All of the data should be output character for character, except the pictures.

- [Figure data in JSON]
>> BEGIN
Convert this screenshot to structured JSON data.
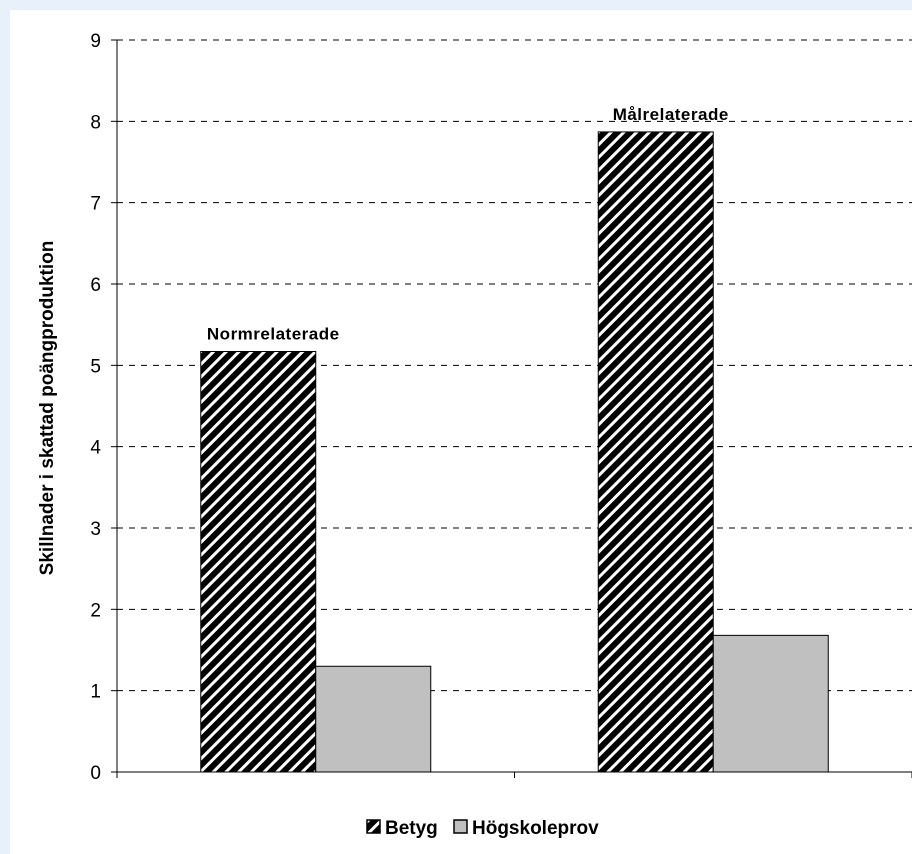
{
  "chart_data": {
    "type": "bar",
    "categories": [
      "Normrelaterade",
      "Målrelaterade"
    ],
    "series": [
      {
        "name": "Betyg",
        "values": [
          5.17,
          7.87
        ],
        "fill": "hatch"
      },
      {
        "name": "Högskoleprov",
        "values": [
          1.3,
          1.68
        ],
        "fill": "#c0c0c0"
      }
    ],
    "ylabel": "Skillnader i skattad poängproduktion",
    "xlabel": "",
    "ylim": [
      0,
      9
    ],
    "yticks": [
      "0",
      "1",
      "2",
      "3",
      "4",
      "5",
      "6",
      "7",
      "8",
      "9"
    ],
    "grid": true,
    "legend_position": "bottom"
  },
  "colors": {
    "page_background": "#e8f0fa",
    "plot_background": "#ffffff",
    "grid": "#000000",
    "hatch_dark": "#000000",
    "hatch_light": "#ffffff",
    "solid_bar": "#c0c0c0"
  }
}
>> END
- [EXERCISE RESULT]
Convert this screenshot to structured JSON data.
{
  "chart_data": {
    "type": "bar",
    "categories": [
      "Normrelaterade",
      "Målrelaterade"
    ],
    "series": [
      {
        "name": "Betyg",
        "values": [
          5.17,
          7.87
        ],
        "fill": "hatch"
      },
      {
        "name": "Högskoleprov",
        "values": [
          1.3,
          1.68
        ],
        "fill": "#c0c0c0"
      }
    ],
    "ylabel": "Skillnader i skattad poängproduktion",
    "xlabel": "",
    "ylim": [
      0,
      9
    ],
    "yticks": [
      "0",
      "1",
      "2",
      "3",
      "4",
      "5",
      "6",
      "7",
      "8",
      "9"
    ],
    "grid": true,
    "legend_position": "bottom"
  },
  "colors": {
    "page_background": "#e8f0fa",
    "plot_background": "#ffffff",
    "grid": "#000000",
    "hatch_dark": "#000000",
    "hatch_light": "#ffffff",
    "solid_bar": "#c0c0c0"
  }
}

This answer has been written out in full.